Goal. Your answer should be a single number: the count of lines containing the string "Very".

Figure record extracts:
►

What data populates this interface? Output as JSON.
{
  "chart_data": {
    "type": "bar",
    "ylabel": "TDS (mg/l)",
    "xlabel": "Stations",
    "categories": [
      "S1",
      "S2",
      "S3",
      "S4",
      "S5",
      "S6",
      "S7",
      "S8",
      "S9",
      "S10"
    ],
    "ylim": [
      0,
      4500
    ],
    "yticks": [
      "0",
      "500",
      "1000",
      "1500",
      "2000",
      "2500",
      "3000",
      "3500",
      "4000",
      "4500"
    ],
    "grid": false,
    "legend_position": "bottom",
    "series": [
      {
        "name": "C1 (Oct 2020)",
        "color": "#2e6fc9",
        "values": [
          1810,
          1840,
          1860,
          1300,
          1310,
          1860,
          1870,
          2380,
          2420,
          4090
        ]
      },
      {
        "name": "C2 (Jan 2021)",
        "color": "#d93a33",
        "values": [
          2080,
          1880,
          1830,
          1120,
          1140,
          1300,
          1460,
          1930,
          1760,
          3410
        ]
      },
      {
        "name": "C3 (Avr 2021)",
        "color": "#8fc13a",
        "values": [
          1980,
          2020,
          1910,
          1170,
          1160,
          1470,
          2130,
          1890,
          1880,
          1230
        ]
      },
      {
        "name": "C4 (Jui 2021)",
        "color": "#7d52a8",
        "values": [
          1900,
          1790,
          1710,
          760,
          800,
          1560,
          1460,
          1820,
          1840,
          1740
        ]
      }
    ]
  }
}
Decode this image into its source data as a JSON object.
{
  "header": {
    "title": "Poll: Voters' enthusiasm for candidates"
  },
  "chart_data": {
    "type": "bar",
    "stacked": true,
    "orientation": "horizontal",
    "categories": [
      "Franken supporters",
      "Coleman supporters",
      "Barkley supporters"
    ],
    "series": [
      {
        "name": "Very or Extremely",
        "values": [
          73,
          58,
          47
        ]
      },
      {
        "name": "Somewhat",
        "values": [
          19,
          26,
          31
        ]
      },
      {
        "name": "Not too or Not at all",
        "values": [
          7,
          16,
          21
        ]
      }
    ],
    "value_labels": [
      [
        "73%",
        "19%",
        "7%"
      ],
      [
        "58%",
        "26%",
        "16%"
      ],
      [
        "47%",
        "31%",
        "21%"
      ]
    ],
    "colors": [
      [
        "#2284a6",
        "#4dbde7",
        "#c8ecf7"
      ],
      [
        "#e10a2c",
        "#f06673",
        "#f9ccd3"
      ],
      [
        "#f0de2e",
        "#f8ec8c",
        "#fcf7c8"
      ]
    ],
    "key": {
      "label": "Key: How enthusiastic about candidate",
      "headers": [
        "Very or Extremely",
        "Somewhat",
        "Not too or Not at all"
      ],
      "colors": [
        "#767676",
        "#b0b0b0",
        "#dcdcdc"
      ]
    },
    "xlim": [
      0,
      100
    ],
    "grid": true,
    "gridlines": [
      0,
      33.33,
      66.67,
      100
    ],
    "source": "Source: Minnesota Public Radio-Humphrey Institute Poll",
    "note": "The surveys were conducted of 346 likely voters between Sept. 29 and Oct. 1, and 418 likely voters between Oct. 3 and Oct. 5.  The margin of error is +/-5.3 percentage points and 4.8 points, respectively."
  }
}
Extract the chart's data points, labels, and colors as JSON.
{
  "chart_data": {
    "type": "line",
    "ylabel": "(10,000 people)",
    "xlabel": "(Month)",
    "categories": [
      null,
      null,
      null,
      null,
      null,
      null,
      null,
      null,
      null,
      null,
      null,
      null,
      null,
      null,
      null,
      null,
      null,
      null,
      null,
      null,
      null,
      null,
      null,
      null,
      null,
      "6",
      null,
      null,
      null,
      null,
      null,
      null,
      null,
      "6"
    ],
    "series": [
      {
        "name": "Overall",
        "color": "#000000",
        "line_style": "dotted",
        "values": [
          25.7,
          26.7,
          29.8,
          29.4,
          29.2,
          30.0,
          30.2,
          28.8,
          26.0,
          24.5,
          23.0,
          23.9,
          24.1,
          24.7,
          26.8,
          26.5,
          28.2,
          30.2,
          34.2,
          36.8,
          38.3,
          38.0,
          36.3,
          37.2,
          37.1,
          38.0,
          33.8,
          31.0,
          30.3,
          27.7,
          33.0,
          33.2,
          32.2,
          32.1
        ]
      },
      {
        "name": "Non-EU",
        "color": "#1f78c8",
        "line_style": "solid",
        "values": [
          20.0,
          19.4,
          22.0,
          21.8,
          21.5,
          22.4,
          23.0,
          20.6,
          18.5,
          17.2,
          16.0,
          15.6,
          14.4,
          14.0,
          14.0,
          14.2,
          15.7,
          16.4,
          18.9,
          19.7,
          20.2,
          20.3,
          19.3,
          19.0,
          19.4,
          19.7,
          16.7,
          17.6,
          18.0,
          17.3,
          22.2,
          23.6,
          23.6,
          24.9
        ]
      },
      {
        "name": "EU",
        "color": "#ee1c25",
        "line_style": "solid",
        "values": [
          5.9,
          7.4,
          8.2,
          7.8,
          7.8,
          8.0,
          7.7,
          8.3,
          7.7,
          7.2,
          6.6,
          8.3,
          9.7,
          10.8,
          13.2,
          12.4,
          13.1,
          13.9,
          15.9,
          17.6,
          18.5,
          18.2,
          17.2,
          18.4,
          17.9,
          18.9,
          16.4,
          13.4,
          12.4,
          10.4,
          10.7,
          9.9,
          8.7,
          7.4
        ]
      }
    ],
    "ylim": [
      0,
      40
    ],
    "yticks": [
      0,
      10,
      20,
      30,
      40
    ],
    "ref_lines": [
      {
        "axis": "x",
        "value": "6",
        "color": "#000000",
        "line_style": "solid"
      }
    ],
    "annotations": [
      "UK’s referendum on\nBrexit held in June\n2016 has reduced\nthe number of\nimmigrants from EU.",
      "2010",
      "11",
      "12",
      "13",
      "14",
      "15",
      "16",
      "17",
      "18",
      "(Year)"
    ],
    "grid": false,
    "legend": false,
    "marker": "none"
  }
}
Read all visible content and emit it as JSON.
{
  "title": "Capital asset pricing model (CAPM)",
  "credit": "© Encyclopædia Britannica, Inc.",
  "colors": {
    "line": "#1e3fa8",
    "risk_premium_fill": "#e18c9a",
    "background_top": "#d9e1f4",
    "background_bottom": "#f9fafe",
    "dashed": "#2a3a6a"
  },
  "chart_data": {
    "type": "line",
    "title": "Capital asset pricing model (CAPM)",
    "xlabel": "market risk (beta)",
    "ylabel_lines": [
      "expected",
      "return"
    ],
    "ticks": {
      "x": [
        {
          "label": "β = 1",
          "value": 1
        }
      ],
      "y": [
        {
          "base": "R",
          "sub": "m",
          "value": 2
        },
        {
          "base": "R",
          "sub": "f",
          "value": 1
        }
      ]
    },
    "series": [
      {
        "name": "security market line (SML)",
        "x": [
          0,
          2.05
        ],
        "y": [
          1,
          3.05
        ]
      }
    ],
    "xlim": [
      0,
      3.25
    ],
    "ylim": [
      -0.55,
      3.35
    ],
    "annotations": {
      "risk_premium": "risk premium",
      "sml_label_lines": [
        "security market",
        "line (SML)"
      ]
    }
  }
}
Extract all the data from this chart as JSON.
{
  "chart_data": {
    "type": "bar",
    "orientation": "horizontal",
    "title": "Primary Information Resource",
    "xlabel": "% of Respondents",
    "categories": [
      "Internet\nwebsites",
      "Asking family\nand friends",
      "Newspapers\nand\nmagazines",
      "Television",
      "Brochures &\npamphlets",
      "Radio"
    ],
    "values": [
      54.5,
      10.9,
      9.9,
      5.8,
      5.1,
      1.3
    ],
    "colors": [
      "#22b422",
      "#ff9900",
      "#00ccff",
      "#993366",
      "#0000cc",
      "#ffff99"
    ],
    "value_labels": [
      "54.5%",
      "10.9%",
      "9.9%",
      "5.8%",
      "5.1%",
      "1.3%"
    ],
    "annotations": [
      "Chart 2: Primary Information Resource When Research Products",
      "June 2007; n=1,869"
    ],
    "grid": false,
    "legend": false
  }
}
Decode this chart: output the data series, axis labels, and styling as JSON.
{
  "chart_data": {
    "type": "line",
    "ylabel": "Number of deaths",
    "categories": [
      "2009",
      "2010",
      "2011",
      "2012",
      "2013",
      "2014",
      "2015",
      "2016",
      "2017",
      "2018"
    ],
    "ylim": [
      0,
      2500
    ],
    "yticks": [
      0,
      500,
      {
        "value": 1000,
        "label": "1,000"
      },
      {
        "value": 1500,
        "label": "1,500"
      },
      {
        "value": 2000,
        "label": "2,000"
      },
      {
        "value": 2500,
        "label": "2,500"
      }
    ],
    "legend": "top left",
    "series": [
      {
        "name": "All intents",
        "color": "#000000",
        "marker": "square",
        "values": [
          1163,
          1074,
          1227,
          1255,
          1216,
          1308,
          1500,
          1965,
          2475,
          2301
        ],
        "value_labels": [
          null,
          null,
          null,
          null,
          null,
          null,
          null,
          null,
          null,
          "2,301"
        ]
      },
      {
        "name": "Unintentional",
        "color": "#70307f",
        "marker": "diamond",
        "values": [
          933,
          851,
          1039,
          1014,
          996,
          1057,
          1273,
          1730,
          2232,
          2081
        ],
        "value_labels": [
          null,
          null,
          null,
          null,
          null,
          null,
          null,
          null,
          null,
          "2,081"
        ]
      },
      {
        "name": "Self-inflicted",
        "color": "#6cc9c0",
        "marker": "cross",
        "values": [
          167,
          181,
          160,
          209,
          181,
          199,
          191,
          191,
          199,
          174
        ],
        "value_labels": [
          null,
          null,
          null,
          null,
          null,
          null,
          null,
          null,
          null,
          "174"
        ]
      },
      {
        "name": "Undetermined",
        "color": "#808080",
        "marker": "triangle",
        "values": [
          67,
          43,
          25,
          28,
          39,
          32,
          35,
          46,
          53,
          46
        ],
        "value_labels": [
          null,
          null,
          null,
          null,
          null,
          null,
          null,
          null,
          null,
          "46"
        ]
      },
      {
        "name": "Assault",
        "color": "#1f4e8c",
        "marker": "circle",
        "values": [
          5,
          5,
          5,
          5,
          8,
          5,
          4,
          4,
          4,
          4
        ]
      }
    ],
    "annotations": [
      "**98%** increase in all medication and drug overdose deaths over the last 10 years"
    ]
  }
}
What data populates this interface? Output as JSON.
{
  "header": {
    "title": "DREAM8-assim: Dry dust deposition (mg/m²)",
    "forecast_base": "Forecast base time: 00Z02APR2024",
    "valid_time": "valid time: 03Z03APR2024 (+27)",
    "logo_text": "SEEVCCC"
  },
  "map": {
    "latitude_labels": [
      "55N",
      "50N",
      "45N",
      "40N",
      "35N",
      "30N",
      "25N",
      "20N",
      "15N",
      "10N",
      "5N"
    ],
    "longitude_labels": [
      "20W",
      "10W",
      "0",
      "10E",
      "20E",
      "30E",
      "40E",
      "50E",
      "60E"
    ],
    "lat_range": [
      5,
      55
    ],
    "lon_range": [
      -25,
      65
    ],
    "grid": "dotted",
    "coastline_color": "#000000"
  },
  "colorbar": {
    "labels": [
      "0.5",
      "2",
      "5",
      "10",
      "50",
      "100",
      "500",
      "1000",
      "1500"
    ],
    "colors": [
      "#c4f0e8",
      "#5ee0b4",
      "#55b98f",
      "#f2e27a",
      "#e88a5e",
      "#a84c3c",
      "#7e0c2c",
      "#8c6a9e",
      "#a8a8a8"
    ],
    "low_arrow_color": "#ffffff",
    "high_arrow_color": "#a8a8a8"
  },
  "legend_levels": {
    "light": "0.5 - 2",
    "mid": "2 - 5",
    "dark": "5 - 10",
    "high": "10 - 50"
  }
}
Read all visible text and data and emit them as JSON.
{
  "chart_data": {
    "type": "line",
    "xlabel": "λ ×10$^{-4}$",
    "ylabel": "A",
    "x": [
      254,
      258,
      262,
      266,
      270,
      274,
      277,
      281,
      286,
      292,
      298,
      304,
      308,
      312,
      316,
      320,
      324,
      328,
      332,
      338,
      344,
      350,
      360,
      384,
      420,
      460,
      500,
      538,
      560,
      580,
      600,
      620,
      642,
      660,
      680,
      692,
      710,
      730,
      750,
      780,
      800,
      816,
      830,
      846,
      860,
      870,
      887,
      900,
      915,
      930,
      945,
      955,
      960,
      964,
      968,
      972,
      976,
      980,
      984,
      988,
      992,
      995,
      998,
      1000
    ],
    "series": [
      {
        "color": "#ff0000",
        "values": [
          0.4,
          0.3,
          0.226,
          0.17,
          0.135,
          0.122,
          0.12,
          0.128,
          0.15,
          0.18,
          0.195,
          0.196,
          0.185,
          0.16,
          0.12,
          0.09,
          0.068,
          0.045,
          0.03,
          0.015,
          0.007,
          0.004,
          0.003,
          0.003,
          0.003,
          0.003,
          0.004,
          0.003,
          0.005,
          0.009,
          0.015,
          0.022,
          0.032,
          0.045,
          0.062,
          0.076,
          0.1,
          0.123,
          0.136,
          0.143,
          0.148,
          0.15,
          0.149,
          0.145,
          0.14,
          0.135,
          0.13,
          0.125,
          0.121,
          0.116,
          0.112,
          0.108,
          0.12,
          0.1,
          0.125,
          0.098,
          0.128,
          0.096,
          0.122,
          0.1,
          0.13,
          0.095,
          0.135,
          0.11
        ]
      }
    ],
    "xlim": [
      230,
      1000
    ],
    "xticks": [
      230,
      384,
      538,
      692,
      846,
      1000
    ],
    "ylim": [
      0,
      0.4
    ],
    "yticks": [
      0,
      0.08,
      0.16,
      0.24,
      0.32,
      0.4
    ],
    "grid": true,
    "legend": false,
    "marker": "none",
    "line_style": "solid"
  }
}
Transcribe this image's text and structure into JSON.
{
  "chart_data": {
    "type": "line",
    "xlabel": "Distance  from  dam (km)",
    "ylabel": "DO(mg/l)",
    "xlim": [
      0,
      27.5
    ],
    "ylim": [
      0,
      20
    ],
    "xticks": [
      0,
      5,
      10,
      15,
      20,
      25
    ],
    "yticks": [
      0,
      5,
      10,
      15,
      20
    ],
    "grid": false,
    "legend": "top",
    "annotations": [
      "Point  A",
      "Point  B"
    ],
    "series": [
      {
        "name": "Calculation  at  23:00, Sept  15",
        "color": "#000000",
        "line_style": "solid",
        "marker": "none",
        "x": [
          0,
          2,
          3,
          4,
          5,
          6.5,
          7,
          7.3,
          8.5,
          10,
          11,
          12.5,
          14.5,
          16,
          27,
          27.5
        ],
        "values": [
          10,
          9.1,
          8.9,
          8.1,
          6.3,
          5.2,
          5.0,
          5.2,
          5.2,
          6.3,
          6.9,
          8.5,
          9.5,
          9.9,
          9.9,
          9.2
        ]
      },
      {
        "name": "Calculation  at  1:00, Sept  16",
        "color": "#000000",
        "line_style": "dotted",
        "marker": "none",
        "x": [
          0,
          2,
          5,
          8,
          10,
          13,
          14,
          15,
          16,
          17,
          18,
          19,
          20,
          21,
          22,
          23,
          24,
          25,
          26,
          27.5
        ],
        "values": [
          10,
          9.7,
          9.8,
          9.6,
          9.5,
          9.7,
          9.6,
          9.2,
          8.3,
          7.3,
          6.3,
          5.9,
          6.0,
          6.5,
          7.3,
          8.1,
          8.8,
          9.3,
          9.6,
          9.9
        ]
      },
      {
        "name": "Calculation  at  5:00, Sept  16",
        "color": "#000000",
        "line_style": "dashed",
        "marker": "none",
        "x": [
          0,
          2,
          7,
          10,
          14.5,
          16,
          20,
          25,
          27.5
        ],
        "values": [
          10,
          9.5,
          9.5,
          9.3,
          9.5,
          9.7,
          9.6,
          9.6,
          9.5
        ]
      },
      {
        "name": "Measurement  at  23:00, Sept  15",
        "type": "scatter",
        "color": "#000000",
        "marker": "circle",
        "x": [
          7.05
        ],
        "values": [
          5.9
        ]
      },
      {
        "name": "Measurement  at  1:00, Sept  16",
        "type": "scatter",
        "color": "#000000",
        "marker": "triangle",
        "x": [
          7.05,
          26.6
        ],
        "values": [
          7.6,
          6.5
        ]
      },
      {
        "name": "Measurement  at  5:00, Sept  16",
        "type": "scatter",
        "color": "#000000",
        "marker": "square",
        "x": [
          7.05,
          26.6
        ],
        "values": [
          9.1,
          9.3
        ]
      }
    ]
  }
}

◄

Answer. 2